start

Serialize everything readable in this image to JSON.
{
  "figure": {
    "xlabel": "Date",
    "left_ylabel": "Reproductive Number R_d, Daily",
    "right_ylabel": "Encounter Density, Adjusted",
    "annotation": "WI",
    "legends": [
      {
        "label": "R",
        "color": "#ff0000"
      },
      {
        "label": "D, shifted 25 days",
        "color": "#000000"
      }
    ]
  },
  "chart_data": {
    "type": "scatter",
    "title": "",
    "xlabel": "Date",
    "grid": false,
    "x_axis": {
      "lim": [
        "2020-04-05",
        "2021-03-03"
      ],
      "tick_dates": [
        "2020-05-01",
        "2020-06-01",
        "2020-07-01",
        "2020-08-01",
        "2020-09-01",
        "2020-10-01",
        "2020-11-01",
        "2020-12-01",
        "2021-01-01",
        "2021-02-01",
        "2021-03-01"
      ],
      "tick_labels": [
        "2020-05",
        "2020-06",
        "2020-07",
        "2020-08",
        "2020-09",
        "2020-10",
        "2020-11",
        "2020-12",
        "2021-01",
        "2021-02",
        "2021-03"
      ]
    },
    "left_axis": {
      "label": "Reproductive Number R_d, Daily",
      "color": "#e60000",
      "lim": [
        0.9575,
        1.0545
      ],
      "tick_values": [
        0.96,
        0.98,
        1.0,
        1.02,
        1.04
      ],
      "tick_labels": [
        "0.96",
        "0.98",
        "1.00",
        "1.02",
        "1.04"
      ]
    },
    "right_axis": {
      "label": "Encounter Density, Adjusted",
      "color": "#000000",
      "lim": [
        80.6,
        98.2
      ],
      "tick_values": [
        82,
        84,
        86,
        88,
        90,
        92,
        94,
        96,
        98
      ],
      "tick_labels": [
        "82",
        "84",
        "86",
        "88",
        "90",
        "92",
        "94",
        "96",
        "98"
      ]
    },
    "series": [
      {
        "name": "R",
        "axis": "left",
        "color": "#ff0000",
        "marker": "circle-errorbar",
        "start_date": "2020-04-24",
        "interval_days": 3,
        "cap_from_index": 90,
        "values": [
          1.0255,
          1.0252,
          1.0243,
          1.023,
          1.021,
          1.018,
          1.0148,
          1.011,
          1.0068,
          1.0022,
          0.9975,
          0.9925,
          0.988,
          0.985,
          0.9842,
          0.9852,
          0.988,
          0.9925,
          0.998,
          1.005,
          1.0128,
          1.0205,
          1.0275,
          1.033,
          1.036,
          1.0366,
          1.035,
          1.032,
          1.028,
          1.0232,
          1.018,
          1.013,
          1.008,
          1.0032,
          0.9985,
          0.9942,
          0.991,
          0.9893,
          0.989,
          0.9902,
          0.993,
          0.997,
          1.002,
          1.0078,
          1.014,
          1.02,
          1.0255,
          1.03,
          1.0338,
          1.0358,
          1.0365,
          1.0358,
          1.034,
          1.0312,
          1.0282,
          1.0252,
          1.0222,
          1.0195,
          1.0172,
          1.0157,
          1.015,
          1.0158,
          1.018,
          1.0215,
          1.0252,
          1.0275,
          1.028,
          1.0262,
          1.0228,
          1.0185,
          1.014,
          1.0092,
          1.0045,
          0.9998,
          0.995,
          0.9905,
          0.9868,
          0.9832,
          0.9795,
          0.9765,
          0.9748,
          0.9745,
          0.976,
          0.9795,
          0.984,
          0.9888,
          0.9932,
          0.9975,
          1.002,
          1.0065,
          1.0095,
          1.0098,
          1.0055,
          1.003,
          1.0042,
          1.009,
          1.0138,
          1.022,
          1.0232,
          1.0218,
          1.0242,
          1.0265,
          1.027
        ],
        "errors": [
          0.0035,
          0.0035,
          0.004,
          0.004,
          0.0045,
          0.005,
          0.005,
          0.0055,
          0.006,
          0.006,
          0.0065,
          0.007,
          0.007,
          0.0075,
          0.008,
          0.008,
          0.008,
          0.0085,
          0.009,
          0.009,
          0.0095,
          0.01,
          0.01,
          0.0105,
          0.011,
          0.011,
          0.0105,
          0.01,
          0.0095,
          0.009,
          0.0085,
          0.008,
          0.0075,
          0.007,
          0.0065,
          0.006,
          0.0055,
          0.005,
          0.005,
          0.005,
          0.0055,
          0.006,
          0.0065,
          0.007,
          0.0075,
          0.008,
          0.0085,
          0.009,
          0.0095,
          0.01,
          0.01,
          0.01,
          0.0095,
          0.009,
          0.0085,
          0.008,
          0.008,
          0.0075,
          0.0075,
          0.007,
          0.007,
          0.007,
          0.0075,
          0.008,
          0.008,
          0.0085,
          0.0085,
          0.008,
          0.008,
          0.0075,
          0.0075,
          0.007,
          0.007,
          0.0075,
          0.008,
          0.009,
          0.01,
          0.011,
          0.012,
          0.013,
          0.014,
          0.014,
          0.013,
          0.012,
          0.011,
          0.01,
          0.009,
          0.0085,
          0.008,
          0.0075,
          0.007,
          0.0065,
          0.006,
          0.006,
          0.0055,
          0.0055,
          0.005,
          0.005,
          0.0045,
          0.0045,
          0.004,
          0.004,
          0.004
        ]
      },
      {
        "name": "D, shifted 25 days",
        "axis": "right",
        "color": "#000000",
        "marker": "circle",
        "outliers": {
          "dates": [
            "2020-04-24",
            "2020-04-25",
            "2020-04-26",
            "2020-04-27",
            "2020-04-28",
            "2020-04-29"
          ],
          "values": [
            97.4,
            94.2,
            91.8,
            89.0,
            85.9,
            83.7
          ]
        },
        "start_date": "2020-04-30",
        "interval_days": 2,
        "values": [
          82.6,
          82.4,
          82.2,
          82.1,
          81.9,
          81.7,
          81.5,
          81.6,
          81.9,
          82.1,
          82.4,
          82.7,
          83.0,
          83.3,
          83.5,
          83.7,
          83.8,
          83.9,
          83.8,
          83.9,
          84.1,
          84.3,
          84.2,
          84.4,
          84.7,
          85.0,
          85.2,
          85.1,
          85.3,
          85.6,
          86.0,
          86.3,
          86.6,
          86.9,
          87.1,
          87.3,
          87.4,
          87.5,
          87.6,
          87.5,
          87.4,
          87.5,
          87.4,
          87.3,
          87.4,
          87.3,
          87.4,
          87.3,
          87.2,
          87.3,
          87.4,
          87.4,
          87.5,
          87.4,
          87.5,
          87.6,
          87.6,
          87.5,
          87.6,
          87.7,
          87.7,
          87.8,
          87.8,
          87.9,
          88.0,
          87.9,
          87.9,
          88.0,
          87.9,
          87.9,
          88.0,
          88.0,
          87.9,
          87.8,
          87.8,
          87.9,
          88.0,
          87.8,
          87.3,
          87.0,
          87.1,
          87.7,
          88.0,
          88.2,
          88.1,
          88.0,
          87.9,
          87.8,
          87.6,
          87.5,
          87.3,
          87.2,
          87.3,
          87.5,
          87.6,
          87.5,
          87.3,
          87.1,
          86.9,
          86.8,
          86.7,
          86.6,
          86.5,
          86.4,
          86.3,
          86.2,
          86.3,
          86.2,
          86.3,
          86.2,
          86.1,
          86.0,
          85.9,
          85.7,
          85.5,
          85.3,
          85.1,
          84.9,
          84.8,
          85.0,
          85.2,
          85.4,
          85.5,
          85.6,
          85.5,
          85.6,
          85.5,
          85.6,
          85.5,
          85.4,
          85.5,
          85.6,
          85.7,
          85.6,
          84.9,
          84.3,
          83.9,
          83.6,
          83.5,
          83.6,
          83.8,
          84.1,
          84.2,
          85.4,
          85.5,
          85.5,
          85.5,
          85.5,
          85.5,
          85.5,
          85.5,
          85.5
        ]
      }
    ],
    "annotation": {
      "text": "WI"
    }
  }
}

end
start

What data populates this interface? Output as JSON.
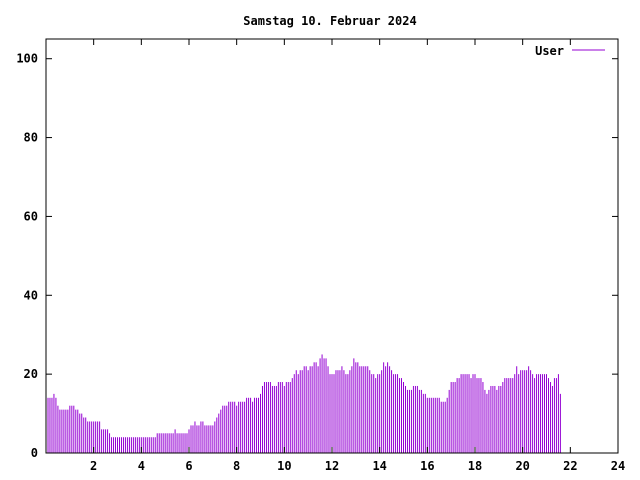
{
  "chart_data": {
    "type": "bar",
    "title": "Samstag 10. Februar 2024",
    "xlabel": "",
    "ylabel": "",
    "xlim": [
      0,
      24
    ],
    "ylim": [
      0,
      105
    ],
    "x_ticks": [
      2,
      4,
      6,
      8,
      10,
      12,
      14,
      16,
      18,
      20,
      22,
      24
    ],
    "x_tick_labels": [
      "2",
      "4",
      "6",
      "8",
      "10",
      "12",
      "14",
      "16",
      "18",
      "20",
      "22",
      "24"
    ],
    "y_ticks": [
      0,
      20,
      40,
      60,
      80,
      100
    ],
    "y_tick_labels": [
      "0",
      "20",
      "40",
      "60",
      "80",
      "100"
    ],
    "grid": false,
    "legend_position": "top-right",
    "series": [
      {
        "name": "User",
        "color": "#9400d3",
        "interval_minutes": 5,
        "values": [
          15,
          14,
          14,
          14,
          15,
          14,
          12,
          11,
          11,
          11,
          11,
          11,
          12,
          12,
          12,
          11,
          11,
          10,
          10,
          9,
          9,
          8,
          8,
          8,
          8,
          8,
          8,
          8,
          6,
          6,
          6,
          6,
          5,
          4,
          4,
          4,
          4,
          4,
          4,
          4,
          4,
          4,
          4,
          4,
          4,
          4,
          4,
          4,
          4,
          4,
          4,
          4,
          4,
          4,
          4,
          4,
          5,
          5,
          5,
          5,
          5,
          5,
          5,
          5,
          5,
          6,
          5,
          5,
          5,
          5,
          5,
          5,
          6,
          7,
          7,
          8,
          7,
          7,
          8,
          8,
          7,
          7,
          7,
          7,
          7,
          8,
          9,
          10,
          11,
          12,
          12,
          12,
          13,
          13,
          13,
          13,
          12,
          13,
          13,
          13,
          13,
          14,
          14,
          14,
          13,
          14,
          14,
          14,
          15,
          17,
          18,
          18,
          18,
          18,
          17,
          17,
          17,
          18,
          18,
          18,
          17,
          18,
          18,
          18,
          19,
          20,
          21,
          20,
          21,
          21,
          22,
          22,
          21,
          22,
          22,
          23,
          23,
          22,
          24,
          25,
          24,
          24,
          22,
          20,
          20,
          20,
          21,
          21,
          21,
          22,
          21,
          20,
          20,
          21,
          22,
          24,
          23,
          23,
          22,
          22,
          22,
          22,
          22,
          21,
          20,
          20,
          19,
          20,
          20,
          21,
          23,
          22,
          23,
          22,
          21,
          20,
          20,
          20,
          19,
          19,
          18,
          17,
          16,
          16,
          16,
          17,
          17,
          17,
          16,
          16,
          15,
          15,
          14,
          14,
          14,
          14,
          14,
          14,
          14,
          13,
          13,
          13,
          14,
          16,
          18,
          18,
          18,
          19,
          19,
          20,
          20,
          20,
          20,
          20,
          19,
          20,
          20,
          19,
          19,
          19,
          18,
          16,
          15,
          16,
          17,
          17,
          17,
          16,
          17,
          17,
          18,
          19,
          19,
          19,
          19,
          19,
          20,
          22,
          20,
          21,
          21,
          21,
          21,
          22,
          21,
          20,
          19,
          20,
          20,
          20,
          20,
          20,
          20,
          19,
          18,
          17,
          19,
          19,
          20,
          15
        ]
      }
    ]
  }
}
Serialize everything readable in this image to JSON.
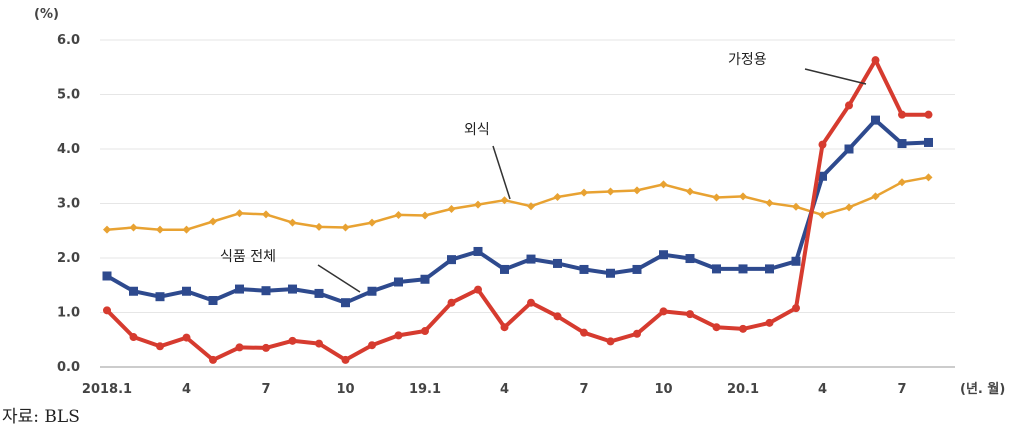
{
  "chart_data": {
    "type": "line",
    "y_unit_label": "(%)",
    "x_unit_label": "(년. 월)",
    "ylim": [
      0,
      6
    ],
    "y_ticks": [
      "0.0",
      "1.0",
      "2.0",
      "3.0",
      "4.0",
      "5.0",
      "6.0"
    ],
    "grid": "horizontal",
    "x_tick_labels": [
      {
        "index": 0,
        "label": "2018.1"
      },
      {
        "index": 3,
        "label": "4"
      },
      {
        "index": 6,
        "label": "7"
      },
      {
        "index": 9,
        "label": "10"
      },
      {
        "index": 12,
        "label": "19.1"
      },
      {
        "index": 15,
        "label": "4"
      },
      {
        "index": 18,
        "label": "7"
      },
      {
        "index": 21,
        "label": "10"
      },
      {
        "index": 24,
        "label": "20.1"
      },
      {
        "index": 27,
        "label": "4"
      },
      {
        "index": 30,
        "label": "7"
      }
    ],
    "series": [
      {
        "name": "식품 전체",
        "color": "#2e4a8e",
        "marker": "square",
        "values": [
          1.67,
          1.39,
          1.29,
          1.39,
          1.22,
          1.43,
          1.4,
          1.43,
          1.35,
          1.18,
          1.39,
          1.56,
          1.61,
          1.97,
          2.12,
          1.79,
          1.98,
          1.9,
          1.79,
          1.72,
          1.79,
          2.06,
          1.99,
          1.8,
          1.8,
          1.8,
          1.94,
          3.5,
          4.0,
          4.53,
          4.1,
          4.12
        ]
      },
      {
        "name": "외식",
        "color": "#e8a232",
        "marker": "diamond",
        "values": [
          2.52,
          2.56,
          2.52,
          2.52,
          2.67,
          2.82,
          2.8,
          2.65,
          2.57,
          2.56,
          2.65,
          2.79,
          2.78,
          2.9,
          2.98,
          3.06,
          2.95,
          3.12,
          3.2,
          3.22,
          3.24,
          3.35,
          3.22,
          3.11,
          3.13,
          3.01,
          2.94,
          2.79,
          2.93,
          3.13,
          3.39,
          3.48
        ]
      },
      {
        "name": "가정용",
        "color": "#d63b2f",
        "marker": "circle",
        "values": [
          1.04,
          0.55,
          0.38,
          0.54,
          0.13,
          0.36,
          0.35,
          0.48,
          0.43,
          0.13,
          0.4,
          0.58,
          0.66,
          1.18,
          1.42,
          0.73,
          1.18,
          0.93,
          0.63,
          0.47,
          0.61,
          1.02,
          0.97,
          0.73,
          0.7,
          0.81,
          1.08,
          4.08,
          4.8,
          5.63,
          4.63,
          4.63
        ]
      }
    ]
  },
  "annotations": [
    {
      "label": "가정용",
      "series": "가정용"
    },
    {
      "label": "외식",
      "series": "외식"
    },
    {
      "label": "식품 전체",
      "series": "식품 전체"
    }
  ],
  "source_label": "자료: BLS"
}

end

Pull out and copy each line containing the string "Number".

(Written solution)
    "left_ylabel": "Reproductive Number R_d, Daily",
      "label": "Reproductive Number R_d, Daily",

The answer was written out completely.